The entries below are to be repeated exactly as they stand.

-- Extracted records --
══════════

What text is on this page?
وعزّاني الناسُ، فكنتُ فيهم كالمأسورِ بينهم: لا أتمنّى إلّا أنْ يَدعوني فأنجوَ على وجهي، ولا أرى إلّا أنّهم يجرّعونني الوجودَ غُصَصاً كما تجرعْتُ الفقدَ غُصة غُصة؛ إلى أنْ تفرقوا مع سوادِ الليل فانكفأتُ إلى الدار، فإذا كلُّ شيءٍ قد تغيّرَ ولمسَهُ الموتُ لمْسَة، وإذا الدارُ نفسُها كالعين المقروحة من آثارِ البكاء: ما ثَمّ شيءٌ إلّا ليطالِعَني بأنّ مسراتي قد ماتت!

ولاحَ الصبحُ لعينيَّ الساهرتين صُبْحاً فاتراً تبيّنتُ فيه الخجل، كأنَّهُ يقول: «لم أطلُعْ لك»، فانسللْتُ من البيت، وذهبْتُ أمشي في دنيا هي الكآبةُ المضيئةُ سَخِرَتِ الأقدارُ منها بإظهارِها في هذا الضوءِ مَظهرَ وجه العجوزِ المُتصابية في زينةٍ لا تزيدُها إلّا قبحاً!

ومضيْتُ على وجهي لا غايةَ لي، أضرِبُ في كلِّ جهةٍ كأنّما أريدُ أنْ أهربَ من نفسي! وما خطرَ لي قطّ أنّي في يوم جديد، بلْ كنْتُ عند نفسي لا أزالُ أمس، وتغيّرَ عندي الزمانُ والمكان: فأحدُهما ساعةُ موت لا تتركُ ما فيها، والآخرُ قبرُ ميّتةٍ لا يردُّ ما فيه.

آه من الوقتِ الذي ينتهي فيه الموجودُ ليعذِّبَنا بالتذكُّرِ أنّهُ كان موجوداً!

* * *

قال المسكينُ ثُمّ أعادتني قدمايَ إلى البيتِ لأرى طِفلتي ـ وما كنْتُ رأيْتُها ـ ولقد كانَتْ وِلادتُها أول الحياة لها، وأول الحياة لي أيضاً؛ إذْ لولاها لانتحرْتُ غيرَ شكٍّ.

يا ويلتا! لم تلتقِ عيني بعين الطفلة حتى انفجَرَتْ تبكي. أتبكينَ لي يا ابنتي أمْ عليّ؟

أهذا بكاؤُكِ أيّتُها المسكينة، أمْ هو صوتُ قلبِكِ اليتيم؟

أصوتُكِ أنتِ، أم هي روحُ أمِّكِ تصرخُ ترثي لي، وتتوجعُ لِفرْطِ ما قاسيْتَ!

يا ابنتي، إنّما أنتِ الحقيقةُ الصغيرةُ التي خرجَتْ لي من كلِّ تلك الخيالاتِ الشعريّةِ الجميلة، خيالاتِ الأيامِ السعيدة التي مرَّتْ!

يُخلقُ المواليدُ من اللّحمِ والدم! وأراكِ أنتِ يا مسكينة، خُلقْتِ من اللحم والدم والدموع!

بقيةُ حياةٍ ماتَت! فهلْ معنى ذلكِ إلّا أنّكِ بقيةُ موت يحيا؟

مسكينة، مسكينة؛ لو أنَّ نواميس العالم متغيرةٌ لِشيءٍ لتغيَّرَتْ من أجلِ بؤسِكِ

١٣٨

══════════

-- Reply --
What text is on this page?
وعزّاني الناسُ، فكنتُ فيهم كالمأسورِ بينهم: لا أتمنّى إلّا أنْ يَدعوني فأنجوَ على وجهي، ولا أرى إلّا أنّهم يجرّعونني الوجودَ غُصَصاً كما تجرعْتُ الفقدَ غُصة غُصة؛ إلى أنْ تفرقوا مع سوادِ الليل فانكفأتُ إلى الدار، فإذا كلُّ شيءٍ قد تغيّرَ ولمسَهُ الموتُ لمْسَة، وإذا الدارُ نفسُها كالعين المقروحة من آثارِ البكاء: ما ثَمّ شيءٌ إلّا ليطالِعَني بأنّ مسراتي قد ماتت!

ولاحَ الصبحُ لعينيَّ الساهرتين صُبْحاً فاتراً تبيّنتُ فيه الخجل، كأنَّهُ يقول: «لم أطلُعْ لك»، فانسللْتُ من البيت، وذهبْتُ أمشي في دنيا هي الكآبةُ المضيئةُ سَخِرَتِ الأقدارُ منها بإظهارِها في هذا الضوءِ مَظهرَ وجه العجوزِ المُتصابية في زينةٍ لا تزيدُها إلّا قبحاً!

ومضيْتُ على وجهي لا غايةَ لي، أضرِبُ في كلِّ جهةٍ كأنّما أريدُ أنْ أهربَ من نفسي! وما خطرَ لي قطّ أنّي في يوم جديد، بلْ كنْتُ عند نفسي لا أزالُ أمس، وتغيّرَ عندي الزمانُ والمكان: فأحدُهما ساعةُ موت لا تتركُ ما فيها، والآخرُ قبرُ ميّتةٍ لا يردُّ ما فيه.

آه من الوقتِ الذي ينتهي فيه الموجودُ ليعذِّبَنا بالتذكُّرِ أنّهُ كان موجوداً!

* * *

قال المسكينُ ثُمّ أعادتني قدمايَ إلى البيتِ لأرى طِفلتي ـ وما كنْتُ رأيْتُها ـ ولقد كانَتْ وِلادتُها أول الحياة لها، وأول الحياة لي أيضاً؛ إذْ لولاها لانتحرْتُ غيرَ شكٍّ.

يا ويلتا! لم تلتقِ عيني بعين الطفلة حتى انفجَرَتْ تبكي. أتبكينَ لي يا ابنتي أمْ عليّ؟

أهذا بكاؤُكِ أيّتُها المسكينة، أمْ هو صوتُ قلبِكِ اليتيم؟

أصوتُكِ أنتِ، أم هي روحُ أمِّكِ تصرخُ ترثي لي، وتتوجعُ لِفرْطِ ما قاسيْتَ!

يا ابنتي، إنّما أنتِ الحقيقةُ الصغيرةُ التي خرجَتْ لي من كلِّ تلك الخيالاتِ الشعريّةِ الجميلة، خيالاتِ الأيامِ السعيدة التي مرَّتْ!

يُخلقُ المواليدُ من اللّحمِ والدم! وأراكِ أنتِ يا مسكينة، خُلقْتِ من اللحم والدم والدموع!

بقيةُ حياةٍ ماتَت! فهلْ معنى ذلكِ إلّا أنّكِ بقيةُ موت يحيا؟

مسكينة، مسكينة؛ لو أنَّ نواميس العالم متغيرةٌ لِشيءٍ لتغيَّرَتْ من أجلِ بؤسِكِ

١٣٨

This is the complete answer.